**Task statement**
Look through the lines below and extract each one that contains "Глава".

**Record extracts**
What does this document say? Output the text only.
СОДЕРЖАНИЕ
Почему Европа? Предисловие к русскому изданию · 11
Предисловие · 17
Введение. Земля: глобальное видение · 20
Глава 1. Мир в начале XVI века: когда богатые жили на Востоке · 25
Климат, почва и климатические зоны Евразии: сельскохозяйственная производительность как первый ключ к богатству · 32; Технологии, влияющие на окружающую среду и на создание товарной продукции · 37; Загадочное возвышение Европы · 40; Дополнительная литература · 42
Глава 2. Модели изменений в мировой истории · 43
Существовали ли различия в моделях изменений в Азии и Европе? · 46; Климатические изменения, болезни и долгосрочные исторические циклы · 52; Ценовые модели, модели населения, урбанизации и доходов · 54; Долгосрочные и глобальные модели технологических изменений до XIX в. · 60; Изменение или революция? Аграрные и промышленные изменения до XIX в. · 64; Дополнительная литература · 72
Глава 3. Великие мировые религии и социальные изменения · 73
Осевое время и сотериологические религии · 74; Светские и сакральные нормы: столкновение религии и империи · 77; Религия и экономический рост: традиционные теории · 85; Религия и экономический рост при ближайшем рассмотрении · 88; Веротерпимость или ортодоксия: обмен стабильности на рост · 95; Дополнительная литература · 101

**Task answer**
Глава 1. Мир в начале XVI века: когда богатые жили на Востоке · 25
Глава 2. Модели изменений в мировой истории · 43
Глава 3. Великие мировые религии и социальные изменения · 73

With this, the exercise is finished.